* [Source extract]:
»»

# AKC dog but still no papers?



## TiaMarie (Aug 7, 2016)

I was told by my breeder that my pup was AKC registered but the paperwork was not back when I had picked him up at 10 wks old. He's almost 18 weeks old now and I asked her the other day if the papers had come in because she said I would get them in the mail once they came. Still no papers. While she has a good reputation and a lot of good references, I'm wondering if I'm being lied to or is the process for getting these papers really that long? The papers aren't going to make or break the fact that I already love this pup, but I paid extra for a high drive dog with AKC papers... and yet no papers. Thoughts?


----------



## Dainerra (Nov 14, 2003)

it depends. were either the Sire or Dam imported recently? that can effect it. 
there may have been time spent waiting on the stud owner (if an outside stud was used) to sign off on the litter. 

I would contact her and ask why it is taking so long. Generally, the puppy registrations will be ready when the puppies are. There are good reasons why they might not be but I would expect the breeder to be upfront with the exact reason


----------



## TiaMarie (Aug 7, 2016)

Dainerra said:


> it depends. were either the Sire or Dam imported recently? that can effect it.
> there may have been time spent waiting on the stud owner (if an outside stud was used) to sign off on the litter.
> 
> I would contact her and ask why it is taking so long. Generally, the puppy registrations will be ready when the puppies are. There are good reasons why they might not be but I would expect the breeder to be upfront with the exact reason


Neither were imported, but I do know it was the Dam's first litter, could that possibly be it? She owns both Dam and Sire.


----------



## wolfstraum (May 2, 2003)

Probably just procrastinating about processing.......ask for copies of litter application and both parents papers if the individuals are not ready.....if you get those, then you should be getting the AKC ones soon.

Lee


----------



## Jaesthetic (Apr 7, 2016)

I got my puppy a little less than a month ago and then registered her and requested papers myself 2-3 weeks ago and got the paperwork within a week or two.


----------

««

Data items
»»

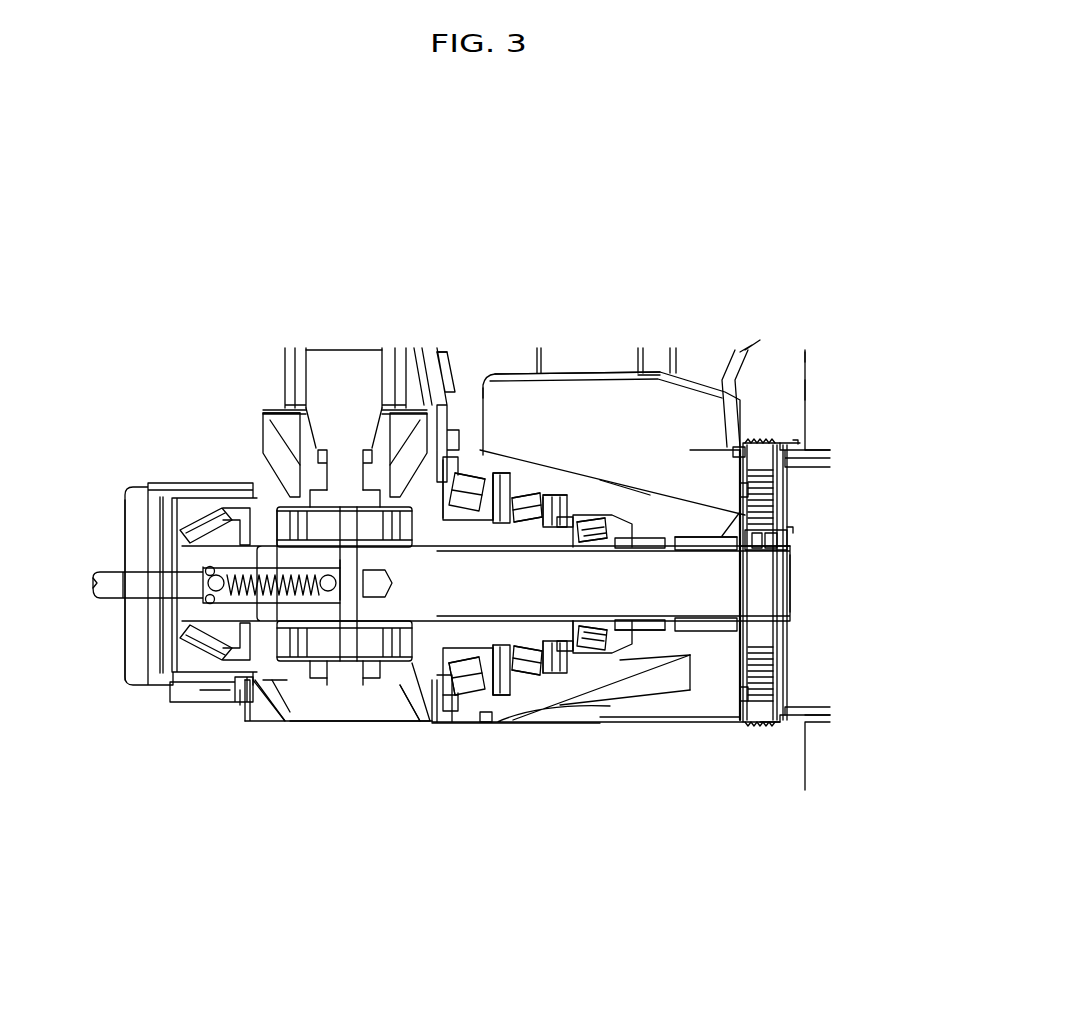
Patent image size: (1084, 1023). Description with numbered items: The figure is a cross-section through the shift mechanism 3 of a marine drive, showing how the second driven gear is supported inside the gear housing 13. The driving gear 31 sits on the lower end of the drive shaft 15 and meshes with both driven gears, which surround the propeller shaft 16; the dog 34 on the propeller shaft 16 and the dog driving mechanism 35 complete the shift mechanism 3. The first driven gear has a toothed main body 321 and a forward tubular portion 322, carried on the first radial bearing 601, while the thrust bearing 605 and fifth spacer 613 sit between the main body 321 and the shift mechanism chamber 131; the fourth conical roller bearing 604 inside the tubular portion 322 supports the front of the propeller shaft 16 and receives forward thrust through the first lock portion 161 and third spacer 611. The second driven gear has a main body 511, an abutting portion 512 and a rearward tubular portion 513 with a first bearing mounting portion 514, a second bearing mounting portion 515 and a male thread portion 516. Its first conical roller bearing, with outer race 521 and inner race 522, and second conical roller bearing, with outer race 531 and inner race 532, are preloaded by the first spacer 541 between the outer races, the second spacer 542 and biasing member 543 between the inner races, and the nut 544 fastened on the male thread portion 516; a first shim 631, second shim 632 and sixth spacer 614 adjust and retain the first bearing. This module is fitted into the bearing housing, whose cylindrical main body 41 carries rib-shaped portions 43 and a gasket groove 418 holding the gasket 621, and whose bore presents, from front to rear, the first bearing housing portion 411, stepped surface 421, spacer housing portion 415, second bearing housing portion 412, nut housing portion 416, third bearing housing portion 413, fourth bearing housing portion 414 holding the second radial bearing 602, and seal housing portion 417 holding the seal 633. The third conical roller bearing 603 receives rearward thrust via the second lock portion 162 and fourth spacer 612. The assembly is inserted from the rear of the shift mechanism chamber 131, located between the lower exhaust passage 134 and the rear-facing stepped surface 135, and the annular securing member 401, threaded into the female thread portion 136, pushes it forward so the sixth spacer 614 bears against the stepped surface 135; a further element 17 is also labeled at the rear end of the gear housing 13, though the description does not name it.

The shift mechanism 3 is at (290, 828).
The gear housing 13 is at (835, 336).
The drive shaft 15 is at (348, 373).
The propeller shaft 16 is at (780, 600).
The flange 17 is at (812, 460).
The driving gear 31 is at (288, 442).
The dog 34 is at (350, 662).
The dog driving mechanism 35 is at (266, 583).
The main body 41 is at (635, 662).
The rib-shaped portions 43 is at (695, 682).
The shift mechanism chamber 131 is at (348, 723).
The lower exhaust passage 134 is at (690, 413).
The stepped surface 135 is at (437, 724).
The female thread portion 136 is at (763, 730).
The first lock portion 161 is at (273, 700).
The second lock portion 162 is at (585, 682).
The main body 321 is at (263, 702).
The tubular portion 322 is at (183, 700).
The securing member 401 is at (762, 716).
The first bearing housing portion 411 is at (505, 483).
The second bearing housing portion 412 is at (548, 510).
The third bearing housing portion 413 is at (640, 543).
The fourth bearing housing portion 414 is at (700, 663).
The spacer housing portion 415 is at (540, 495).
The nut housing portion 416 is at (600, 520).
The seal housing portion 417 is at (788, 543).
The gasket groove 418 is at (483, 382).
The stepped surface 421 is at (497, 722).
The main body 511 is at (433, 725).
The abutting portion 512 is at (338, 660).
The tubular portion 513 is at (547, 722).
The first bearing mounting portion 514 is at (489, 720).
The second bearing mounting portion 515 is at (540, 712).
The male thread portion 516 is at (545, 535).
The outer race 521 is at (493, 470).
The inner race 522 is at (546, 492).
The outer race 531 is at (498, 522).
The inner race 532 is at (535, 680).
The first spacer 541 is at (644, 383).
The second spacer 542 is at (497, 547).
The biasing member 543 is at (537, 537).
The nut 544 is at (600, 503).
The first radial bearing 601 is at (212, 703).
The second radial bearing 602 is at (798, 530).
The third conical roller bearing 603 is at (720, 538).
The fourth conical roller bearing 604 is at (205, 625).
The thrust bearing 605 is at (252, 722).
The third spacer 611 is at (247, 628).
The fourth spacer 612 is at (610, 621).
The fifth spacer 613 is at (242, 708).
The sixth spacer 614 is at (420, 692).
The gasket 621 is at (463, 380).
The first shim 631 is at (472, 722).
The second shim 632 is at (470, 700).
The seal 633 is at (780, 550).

««
»»

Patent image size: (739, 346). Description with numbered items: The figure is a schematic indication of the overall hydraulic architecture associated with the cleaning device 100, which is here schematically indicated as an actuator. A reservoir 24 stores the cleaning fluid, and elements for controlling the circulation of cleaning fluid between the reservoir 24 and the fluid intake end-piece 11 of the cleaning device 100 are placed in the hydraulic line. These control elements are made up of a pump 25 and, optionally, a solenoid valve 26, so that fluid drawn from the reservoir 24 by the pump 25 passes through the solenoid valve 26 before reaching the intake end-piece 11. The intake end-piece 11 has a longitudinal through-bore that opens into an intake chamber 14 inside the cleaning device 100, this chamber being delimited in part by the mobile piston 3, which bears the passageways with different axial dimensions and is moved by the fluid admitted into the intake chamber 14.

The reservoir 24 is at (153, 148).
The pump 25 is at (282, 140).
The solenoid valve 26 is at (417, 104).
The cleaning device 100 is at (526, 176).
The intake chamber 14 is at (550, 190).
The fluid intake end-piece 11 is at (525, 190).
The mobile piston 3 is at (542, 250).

««

* [Problem to work on]:
List each distinct username that posts in the forum thread about the missing AKC papers, naming each one once.

* [Worked solution]:
TiaMarie
Dainerra
wolfstraum
Jaesthetic